(GIVEN INSTRUCTION): Pull every line containing the word "title" from the records.

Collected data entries
******************************

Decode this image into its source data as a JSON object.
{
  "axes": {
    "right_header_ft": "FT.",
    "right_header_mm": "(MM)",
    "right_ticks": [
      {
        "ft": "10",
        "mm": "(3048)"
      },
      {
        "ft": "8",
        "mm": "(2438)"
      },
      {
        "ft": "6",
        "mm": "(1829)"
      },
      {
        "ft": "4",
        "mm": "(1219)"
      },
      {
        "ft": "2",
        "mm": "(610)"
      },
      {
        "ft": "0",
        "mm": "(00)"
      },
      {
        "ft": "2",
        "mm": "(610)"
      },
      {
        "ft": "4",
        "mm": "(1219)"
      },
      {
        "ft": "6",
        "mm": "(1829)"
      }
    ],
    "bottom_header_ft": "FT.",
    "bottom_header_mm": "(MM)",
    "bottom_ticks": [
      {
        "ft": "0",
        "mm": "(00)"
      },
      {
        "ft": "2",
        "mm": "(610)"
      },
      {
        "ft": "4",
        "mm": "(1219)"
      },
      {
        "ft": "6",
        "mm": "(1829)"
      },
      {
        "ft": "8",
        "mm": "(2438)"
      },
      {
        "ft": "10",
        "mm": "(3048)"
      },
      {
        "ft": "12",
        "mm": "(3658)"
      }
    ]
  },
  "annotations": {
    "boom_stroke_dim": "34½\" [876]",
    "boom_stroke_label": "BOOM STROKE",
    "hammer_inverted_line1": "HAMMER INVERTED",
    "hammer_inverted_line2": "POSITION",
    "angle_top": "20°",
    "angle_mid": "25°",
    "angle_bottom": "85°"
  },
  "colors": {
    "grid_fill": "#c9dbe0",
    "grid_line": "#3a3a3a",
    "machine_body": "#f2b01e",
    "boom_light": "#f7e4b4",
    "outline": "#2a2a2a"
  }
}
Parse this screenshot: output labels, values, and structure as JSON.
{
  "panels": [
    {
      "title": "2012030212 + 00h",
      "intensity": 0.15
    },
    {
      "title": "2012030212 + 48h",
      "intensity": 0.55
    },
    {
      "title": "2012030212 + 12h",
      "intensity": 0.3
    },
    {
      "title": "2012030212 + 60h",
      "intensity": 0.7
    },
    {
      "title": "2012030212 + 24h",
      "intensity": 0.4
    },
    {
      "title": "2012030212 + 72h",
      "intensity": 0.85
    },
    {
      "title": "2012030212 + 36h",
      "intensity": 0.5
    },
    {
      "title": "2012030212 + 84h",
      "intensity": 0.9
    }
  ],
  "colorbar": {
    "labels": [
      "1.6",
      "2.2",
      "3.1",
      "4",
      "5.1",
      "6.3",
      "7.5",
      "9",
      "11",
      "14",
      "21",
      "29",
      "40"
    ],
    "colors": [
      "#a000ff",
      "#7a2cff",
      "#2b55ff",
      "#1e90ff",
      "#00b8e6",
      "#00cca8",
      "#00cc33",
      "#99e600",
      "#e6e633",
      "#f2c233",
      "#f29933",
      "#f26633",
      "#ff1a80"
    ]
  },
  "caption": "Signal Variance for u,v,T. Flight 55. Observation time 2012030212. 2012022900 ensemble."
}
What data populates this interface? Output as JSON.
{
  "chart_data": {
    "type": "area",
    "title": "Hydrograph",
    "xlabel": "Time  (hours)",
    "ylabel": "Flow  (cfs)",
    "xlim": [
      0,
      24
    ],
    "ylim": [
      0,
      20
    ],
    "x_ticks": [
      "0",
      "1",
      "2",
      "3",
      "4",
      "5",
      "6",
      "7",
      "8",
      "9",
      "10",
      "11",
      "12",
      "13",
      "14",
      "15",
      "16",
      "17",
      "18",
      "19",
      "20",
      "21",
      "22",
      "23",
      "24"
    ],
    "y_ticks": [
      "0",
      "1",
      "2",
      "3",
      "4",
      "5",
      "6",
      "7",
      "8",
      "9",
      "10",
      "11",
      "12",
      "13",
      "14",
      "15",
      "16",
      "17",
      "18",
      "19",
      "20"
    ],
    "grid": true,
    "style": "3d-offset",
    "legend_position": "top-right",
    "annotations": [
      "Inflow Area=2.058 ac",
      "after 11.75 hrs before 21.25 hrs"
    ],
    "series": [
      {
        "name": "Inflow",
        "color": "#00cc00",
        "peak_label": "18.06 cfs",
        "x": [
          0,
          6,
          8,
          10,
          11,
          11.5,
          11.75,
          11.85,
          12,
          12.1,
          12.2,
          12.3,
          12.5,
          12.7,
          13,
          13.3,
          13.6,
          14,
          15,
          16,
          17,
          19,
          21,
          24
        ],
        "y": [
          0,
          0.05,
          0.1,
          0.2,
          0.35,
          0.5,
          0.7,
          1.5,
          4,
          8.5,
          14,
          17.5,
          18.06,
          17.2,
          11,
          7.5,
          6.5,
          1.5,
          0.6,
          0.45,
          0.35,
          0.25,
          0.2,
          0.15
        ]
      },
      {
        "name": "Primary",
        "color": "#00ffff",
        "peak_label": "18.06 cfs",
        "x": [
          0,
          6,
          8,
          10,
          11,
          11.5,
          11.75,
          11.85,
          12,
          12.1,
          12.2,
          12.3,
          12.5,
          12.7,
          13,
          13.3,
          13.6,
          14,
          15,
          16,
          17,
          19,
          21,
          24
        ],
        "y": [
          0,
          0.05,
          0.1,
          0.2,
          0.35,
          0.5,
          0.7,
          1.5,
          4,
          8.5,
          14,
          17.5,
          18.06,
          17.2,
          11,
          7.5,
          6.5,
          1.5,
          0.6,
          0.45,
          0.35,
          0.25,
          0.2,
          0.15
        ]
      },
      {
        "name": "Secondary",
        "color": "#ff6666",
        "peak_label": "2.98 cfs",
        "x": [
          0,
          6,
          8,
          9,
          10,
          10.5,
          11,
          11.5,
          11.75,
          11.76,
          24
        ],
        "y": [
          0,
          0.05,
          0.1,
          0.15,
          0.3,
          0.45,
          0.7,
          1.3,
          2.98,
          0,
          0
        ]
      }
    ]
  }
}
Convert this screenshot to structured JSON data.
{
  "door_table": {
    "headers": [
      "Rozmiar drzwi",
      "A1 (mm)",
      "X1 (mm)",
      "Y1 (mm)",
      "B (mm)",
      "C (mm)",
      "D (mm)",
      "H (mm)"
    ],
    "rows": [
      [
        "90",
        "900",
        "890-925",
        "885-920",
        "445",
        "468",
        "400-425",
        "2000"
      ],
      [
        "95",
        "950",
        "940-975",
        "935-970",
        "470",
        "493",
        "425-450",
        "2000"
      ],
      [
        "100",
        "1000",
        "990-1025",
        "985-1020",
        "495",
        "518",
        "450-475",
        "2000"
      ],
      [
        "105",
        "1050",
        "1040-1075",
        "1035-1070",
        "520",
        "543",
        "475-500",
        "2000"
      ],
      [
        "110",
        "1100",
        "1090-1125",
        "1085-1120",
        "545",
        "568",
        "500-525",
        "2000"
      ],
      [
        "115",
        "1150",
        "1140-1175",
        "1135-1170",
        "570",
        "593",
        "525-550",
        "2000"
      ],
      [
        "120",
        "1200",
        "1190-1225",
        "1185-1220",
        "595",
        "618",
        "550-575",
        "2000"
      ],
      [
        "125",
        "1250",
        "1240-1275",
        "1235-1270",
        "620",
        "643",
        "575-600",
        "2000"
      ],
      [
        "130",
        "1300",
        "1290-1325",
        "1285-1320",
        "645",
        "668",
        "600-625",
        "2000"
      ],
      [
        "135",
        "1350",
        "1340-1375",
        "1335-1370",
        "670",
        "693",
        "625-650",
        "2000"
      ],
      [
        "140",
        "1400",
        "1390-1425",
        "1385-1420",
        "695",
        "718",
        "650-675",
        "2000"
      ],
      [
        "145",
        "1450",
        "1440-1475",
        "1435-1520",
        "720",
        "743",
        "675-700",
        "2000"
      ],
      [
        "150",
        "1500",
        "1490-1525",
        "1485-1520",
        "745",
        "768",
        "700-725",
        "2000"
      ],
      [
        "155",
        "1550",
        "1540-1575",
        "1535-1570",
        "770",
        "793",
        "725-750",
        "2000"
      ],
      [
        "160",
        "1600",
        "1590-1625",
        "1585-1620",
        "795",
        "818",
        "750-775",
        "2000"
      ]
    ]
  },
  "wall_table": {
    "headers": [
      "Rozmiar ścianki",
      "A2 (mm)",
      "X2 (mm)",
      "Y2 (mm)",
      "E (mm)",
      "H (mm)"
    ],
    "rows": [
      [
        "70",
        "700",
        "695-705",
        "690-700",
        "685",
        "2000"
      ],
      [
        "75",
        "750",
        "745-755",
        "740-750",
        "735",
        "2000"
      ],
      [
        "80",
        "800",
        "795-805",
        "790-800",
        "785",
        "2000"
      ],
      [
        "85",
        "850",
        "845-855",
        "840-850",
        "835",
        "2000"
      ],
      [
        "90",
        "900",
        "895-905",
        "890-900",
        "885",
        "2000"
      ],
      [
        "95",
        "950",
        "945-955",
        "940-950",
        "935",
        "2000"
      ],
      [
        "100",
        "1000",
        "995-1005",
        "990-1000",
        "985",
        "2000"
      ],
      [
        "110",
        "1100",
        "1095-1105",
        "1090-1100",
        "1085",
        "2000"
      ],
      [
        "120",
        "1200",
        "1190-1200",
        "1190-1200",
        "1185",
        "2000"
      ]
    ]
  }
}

******************************

(WRITTEN SOLUTION):
      "title": "2012030212 + 00h",
      "title": "2012030212 + 48h",
      "title": "2012030212 + 12h",
      "title": "2012030212 + 60h",
      "title": "2012030212 + 24h",
      "title": "2012030212 + 72h",
      "title": "2012030212 + 36h",
      "title": "2012030212 + 84h",
    "title": "Hydrograph",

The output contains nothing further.